■ WORK INSTRUCTIONS
Copy the records that follow exactly as written, but not their pictures.

* Start THE DATA *

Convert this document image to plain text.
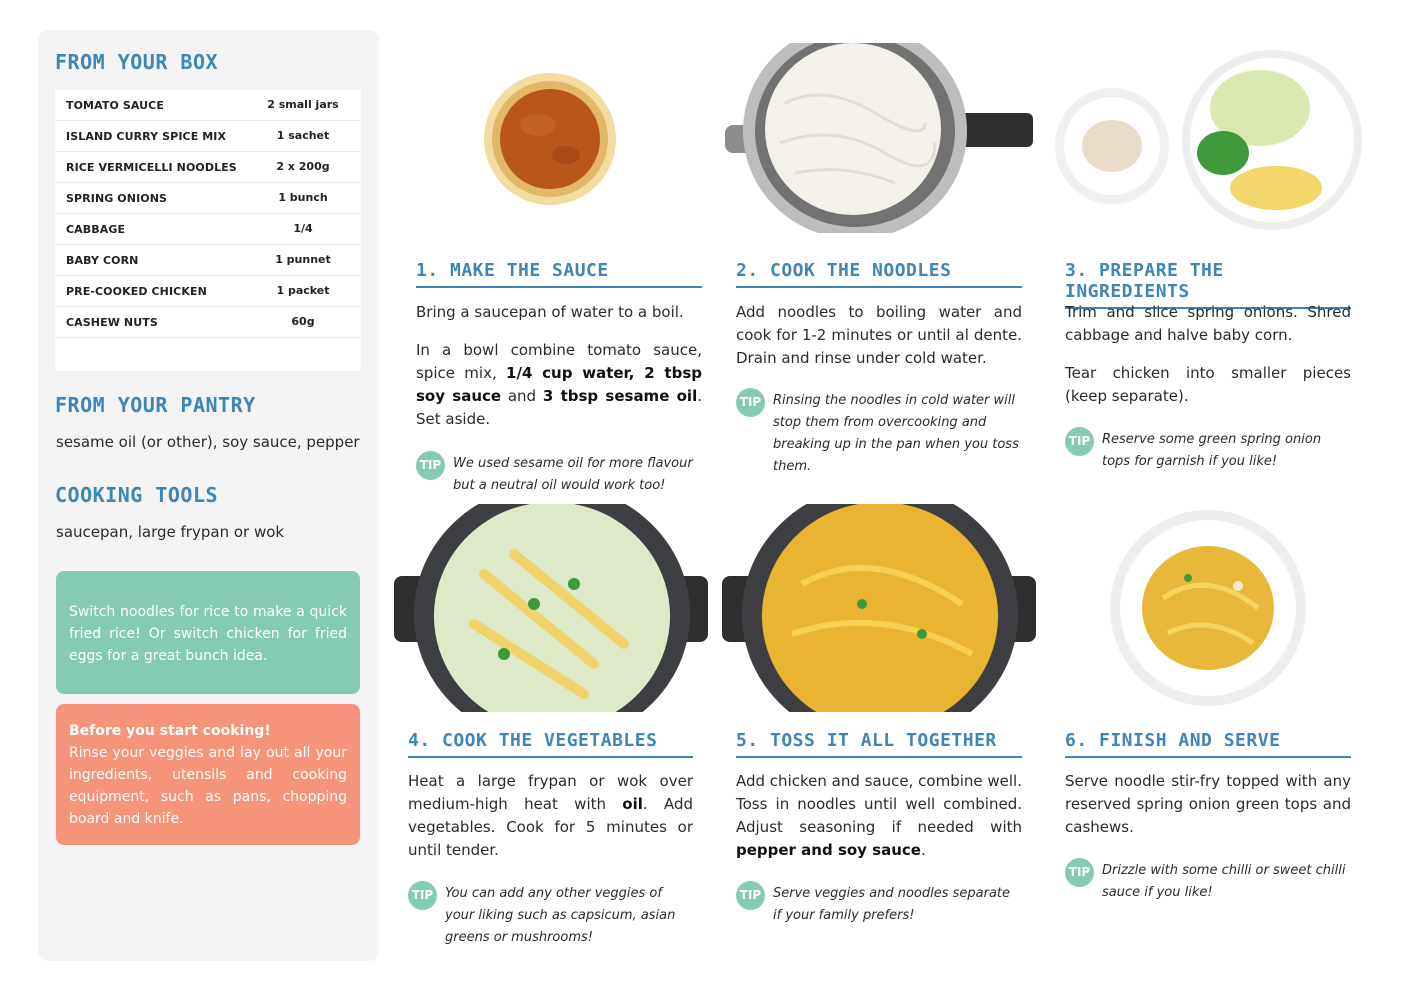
FROM YOUR BOX
TOMATO SAUCE	2 small jars
ISLAND CURRY SPICE MIX	1 sachet
RICE VERMICELLI NOODLES	2 x 200g
SPRING ONIONS	1 bunch
CABBAGE	1/4
BABY CORN	1 punnet
PRE-COOKED CHICKEN	1 packet
CASHEW NUTS	60g
FROM YOUR PANTRY
sesame oil (or other), soy sauce, pepper
COOKING TOOLS
saucepan, large frypan or wok
Switch noodles for rice to make a quick fried rice! Or switch chicken for fried eggs for a great bunch idea.
Before you start cooking!
Rinse your veggies and lay out all your ingredients, utensils and cooking equipment, such as pans, chopping board and knife.
1. MAKE THE SAUCE

Bring a saucepan of water to a boil.

In a bowl combine tomato sauce, spice mix, 1/4 cup water, 2 tbsp soy sauce and 3 tbsp sesame oil. Set aside.

TIP We used sesame oil for more flavour but a neutral oil would work too!
2. COOK THE NOODLES
Add noodles to boiling water and cook for 1-2 minutes or until al dente. Drain and rinse under cold water.
TIP Rinsing the noodles in cold water will stop them from overcooking and breaking up in the pan when you toss them.
3. PREPARE THE INGREDIENTS

Trim and slice spring onions. Shred cabbage and halve baby corn.

Tear chicken into smaller pieces (keep separate).

TIP Reserve some green spring onion tops for garnish if you like!
4. COOK THE VEGETABLES
Heat a large frypan or wok over medium-high heat with oil. Add vegetables. Cook for 5 minutes or until tender.
TIP You can add any other veggies of your liking such as capsicum, asian greens or mushrooms!
5. TOSS IT ALL TOGETHER
Add chicken and sauce, combine well. Toss in noodles until well combined. Adjust seasoning if needed with pepper and soy sauce.
TIP Serve veggies and noodles separate if your family prefers!
6. FINISH AND SERVE
Serve noodle stir-fry topped with any reserved spring onion green tops and cashews.
TIP Drizzle with some chilli or sweet chilli sauce if you like!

* End THE DATA *

■ ANSWER TO THE EXERCISE
Convert this document image to plain text.
FROM YOUR BOX
TOMATO SAUCE	2 small jars
ISLAND CURRY SPICE MIX	1 sachet
RICE VERMICELLI NOODLES	2 x 200g
SPRING ONIONS	1 bunch
CABBAGE	1/4
BABY CORN	1 punnet
PRE-COOKED CHICKEN	1 packet
CASHEW NUTS	60g
FROM YOUR PANTRY
sesame oil (or other), soy sauce, pepper
COOKING TOOLS
saucepan, large frypan or wok
Switch noodles for rice to make a quick fried rice! Or switch chicken for fried eggs for a great bunch idea.
Before you start cooking!
Rinse your veggies and lay out all your ingredients, utensils and cooking equipment, such as pans, chopping board and knife.
1. MAKE THE SAUCE

Bring a saucepan of water to a boil.

In a bowl combine tomato sauce, spice mix, 1/4 cup water, 2 tbsp soy sauce and 3 tbsp sesame oil. Set aside.

TIP We used sesame oil for more flavour but a neutral oil would work too!
2. COOK THE NOODLES
Add noodles to boiling water and cook for 1-2 minutes or until al dente. Drain and rinse under cold water.
TIP Rinsing the noodles in cold water will stop them from overcooking and breaking up in the pan when you toss them.
3. PREPARE THE INGREDIENTS

Trim and slice spring onions. Shred cabbage and halve baby corn.

Tear chicken into smaller pieces (keep separate).

TIP Reserve some green spring onion tops for garnish if you like!
4. COOK THE VEGETABLES
Heat a large frypan or wok over medium-high heat with oil. Add vegetables. Cook for 5 minutes or until tender.
TIP You can add any other veggies of your liking such as capsicum, asian greens or mushrooms!
5. TOSS IT ALL TOGETHER
Add chicken and sauce, combine well. Toss in noodles until well combined. Adjust seasoning if needed with pepper and soy sauce.
TIP Serve veggies and noodles separate if your family prefers!
6. FINISH AND SERVE
Serve noodle stir-fry topped with any reserved spring onion green tops and cashews.
TIP Drizzle with some chilli or sweet chilli sauce if you like!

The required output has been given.